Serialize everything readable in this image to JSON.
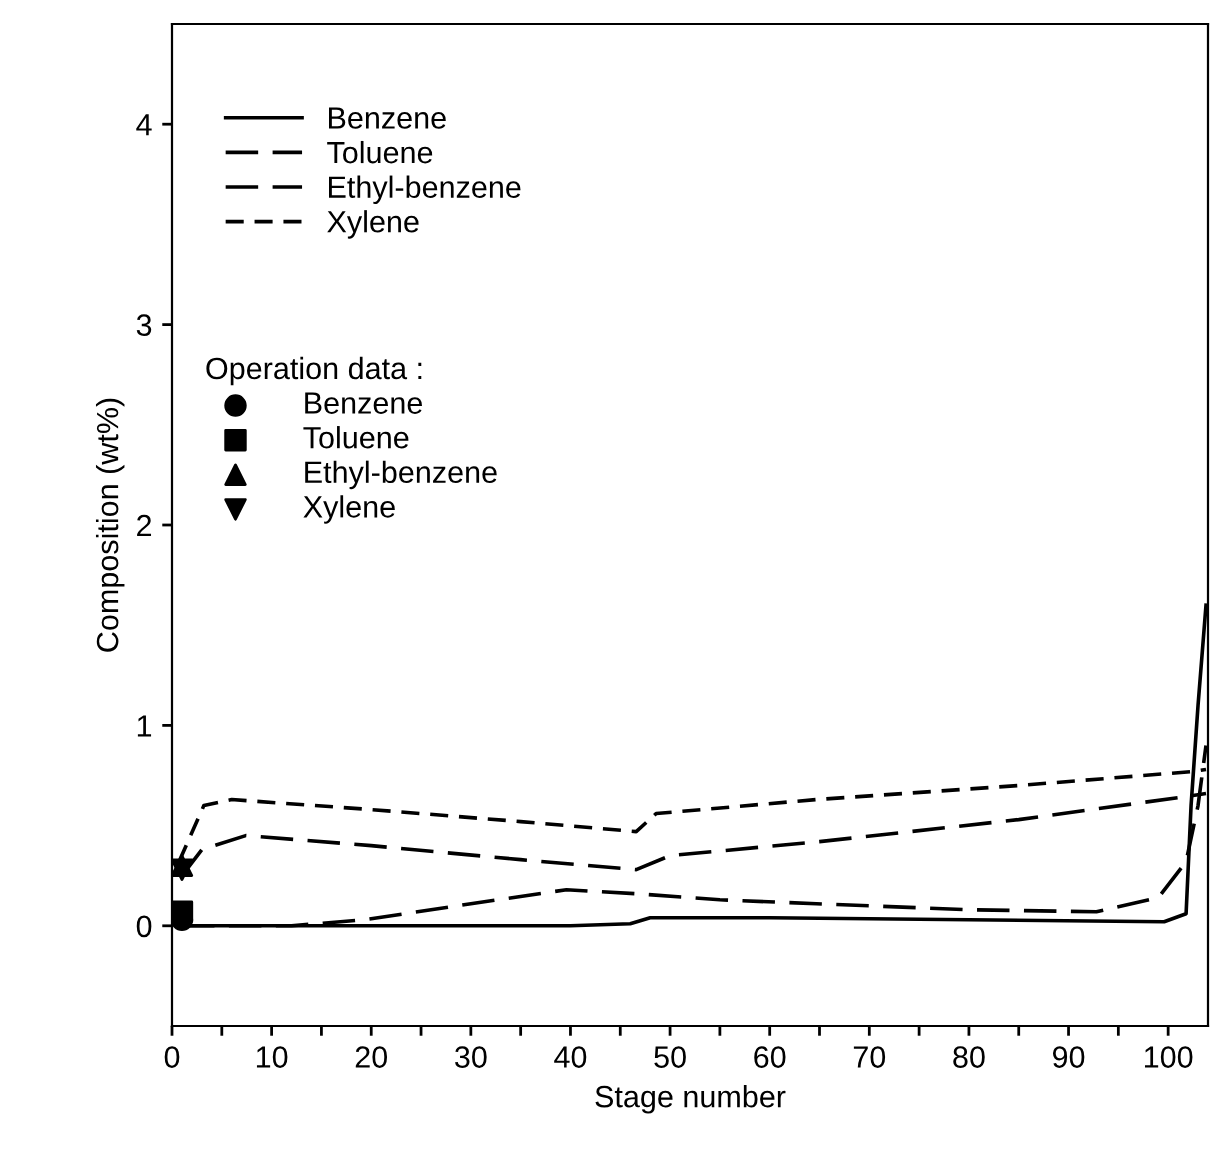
{
  "chart_data": {
    "type": "line",
    "xlabel": "Stage number",
    "ylabel": "Composition (wt%)",
    "legend_title": "Operation data :",
    "legend": "top left",
    "grid": false,
    "xlim": [
      0,
      104
    ],
    "ylim": [
      -0.5,
      4.5
    ],
    "xticks": [
      0,
      {
        "value": 5,
        "label": null
      },
      10,
      {
        "value": 15,
        "label": null
      },
      20,
      {
        "value": 25,
        "label": null
      },
      30,
      {
        "value": 35,
        "label": null
      },
      40,
      {
        "value": 45,
        "label": null
      },
      50,
      {
        "value": 55,
        "label": null
      },
      60,
      {
        "value": 65,
        "label": null
      },
      70,
      {
        "value": 75,
        "label": null
      },
      80,
      {
        "value": 85,
        "label": null
      },
      90,
      {
        "value": 95,
        "label": null
      },
      100
    ],
    "yticks": [
      0,
      1,
      2,
      3,
      4
    ],
    "series": [
      {
        "name": "Benzene",
        "color": "#000000",
        "line_style": "solid",
        "marker": "none",
        "x": [
          1,
          20,
          40,
          46,
          48,
          60,
          80,
          99.6,
          101.8,
          102.3,
          103,
          103.8
        ],
        "values": [
          0,
          0,
          0,
          0.01,
          0.04,
          0.04,
          0.03,
          0.02,
          0.06,
          0.6,
          1.1,
          1.6
        ]
      },
      {
        "name": "Toluene",
        "color": "#000000",
        "line_style": "dashed",
        "marker": "none",
        "x": [
          1,
          12,
          19.3,
          30,
          39.6,
          46.6,
          55,
          64.7,
          80,
          92.8,
          99,
          101.8,
          103,
          103.8
        ],
        "values": [
          0,
          0,
          0.03,
          0.11,
          0.18,
          0.16,
          0.13,
          0.11,
          0.08,
          0.07,
          0.14,
          0.32,
          0.6,
          0.9
        ]
      },
      {
        "name": "Ethyl-benzene",
        "color": "#000000",
        "line_style": "dashed",
        "marker": "none",
        "x": [
          1,
          3,
          7.4,
          20,
          35,
          46.6,
          50,
          65,
          85,
          102.5,
          103.8
        ],
        "values": [
          0.25,
          0.38,
          0.45,
          0.4,
          0.33,
          0.28,
          0.35,
          0.42,
          0.53,
          0.65,
          0.66
        ]
      },
      {
        "name": "Xylene",
        "color": "#000000",
        "line_style": "dotted",
        "marker": "none",
        "x": [
          0.7,
          3.2,
          6,
          20,
          35,
          46.6,
          48.6,
          64.7,
          85,
          102.5,
          103.8
        ],
        "values": [
          0.32,
          0.6,
          0.63,
          0.58,
          0.52,
          0.47,
          0.56,
          0.63,
          0.7,
          0.77,
          0.78
        ]
      },
      {
        "name": "Benzene",
        "type": "scatter",
        "color": "#000000",
        "marker": "circle",
        "x": [
          1
        ],
        "values": [
          0.03
        ]
      },
      {
        "name": "Toluene",
        "type": "scatter",
        "color": "#000000",
        "marker": "square",
        "x": [
          1
        ],
        "values": [
          0.07
        ]
      },
      {
        "name": "Ethyl-benzene",
        "type": "scatter",
        "color": "#000000",
        "marker": "triangle",
        "x": [
          1
        ],
        "values": [
          0.3
        ]
      },
      {
        "name": "Xylene",
        "type": "scatter",
        "color": "#000000",
        "marker": "triangle_down",
        "x": [
          1
        ],
        "values": [
          0.28
        ]
      }
    ]
  }
}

+ + + +

■ Instructions to follow ■
Return each line exactly as written. Any picture gets left out.

■ Task result ■
Serialize everything readable in this image to JSON.
{
  "chart_data": {
    "type": "line",
    "xlabel": "Stage number",
    "ylabel": "Composition (wt%)",
    "legend_title": "Operation data :",
    "legend": "top left",
    "grid": false,
    "xlim": [
      0,
      104
    ],
    "ylim": [
      -0.5,
      4.5
    ],
    "xticks": [
      0,
      {
        "value": 5,
        "label": null
      },
      10,
      {
        "value": 15,
        "label": null
      },
      20,
      {
        "value": 25,
        "label": null
      },
      30,
      {
        "value": 35,
        "label": null
      },
      40,
      {
        "value": 45,
        "label": null
      },
      50,
      {
        "value": 55,
        "label": null
      },
      60,
      {
        "value": 65,
        "label": null
      },
      70,
      {
        "value": 75,
        "label": null
      },
      80,
      {
        "value": 85,
        "label": null
      },
      90,
      {
        "value": 95,
        "label": null
      },
      100
    ],
    "yticks": [
      0,
      1,
      2,
      3,
      4
    ],
    "series": [
      {
        "name": "Benzene",
        "color": "#000000",
        "line_style": "solid",
        "marker": "none",
        "x": [
          1,
          20,
          40,
          46,
          48,
          60,
          80,
          99.6,
          101.8,
          102.3,
          103,
          103.8
        ],
        "values": [
          0,
          0,
          0,
          0.01,
          0.04,
          0.04,
          0.03,
          0.02,
          0.06,
          0.6,
          1.1,
          1.6
        ]
      },
      {
        "name": "Toluene",
        "color": "#000000",
        "line_style": "dashed",
        "marker": "none",
        "x": [
          1,
          12,
          19.3,
          30,
          39.6,
          46.6,
          55,
          64.7,
          80,
          92.8,
          99,
          101.8,
          103,
          103.8
        ],
        "values": [
          0,
          0,
          0.03,
          0.11,
          0.18,
          0.16,
          0.13,
          0.11,
          0.08,
          0.07,
          0.14,
          0.32,
          0.6,
          0.9
        ]
      },
      {
        "name": "Ethyl-benzene",
        "color": "#000000",
        "line_style": "dashed",
        "marker": "none",
        "x": [
          1,
          3,
          7.4,
          20,
          35,
          46.6,
          50,
          65,
          85,
          102.5,
          103.8
        ],
        "values": [
          0.25,
          0.38,
          0.45,
          0.4,
          0.33,
          0.28,
          0.35,
          0.42,
          0.53,
          0.65,
          0.66
        ]
      },
      {
        "name": "Xylene",
        "color": "#000000",
        "line_style": "dotted",
        "marker": "none",
        "x": [
          0.7,
          3.2,
          6,
          20,
          35,
          46.6,
          48.6,
          64.7,
          85,
          102.5,
          103.8
        ],
        "values": [
          0.32,
          0.6,
          0.63,
          0.58,
          0.52,
          0.47,
          0.56,
          0.63,
          0.7,
          0.77,
          0.78
        ]
      },
      {
        "name": "Benzene",
        "type": "scatter",
        "color": "#000000",
        "marker": "circle",
        "x": [
          1
        ],
        "values": [
          0.03
        ]
      },
      {
        "name": "Toluene",
        "type": "scatter",
        "color": "#000000",
        "marker": "square",
        "x": [
          1
        ],
        "values": [
          0.07
        ]
      },
      {
        "name": "Ethyl-benzene",
        "type": "scatter",
        "color": "#000000",
        "marker": "triangle",
        "x": [
          1
        ],
        "values": [
          0.3
        ]
      },
      {
        "name": "Xylene",
        "type": "scatter",
        "color": "#000000",
        "marker": "triangle_down",
        "x": [
          1
        ],
        "values": [
          0.28
        ]
      }
    ]
  }
}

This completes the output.